What the task requires
Look through the records below, and copy out every line that holds the string "date".

Exercise input
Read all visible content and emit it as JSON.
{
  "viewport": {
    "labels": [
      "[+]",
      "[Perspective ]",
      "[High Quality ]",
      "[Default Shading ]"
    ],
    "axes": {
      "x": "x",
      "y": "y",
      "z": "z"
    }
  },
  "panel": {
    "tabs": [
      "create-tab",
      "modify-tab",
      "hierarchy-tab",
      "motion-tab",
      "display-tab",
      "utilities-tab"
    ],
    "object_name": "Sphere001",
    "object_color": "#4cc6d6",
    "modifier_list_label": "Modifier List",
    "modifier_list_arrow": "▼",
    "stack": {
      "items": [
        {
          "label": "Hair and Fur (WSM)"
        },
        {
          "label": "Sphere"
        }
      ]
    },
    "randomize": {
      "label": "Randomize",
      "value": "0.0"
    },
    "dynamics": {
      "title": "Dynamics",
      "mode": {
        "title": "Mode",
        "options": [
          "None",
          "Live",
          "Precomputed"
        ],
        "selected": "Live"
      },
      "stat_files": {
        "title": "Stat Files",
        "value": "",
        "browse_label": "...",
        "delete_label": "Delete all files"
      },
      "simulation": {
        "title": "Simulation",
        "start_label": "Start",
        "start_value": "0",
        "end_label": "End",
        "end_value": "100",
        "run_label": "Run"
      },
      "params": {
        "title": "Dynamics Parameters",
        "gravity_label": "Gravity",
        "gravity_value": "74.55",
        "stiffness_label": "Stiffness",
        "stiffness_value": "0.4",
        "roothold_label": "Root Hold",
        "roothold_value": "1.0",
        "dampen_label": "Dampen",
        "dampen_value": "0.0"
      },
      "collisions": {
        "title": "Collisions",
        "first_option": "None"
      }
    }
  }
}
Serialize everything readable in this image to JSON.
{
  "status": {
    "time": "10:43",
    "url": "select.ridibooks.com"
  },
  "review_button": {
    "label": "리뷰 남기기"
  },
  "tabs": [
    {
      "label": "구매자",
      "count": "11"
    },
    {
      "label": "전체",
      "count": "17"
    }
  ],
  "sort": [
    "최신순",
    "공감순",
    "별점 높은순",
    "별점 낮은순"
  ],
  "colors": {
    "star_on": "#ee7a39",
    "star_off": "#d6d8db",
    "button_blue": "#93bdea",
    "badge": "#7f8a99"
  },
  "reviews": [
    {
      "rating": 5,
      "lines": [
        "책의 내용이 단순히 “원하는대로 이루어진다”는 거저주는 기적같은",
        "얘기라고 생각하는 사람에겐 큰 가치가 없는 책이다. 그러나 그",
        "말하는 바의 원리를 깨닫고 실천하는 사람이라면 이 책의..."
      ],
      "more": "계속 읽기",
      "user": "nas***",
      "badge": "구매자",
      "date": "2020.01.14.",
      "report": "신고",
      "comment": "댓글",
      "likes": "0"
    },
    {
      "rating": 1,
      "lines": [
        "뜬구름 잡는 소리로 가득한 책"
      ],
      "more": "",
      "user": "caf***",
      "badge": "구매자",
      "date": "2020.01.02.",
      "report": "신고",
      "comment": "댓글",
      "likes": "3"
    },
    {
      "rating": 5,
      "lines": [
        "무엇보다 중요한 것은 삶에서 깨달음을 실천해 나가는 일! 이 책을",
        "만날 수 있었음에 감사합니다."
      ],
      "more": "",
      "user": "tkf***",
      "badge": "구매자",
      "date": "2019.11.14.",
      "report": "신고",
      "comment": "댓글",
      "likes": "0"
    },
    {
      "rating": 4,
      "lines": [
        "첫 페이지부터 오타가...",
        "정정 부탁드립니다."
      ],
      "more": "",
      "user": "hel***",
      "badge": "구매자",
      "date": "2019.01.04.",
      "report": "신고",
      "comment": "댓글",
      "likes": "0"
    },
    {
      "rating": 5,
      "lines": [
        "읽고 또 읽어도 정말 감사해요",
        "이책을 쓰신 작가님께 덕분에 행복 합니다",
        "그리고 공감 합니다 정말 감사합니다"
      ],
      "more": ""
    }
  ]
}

Response to the task
      "date": "2020.01.14.",
      "date": "2020.01.02.",
      "date": "2019.11.14.",
      "date": "2019.01.04.",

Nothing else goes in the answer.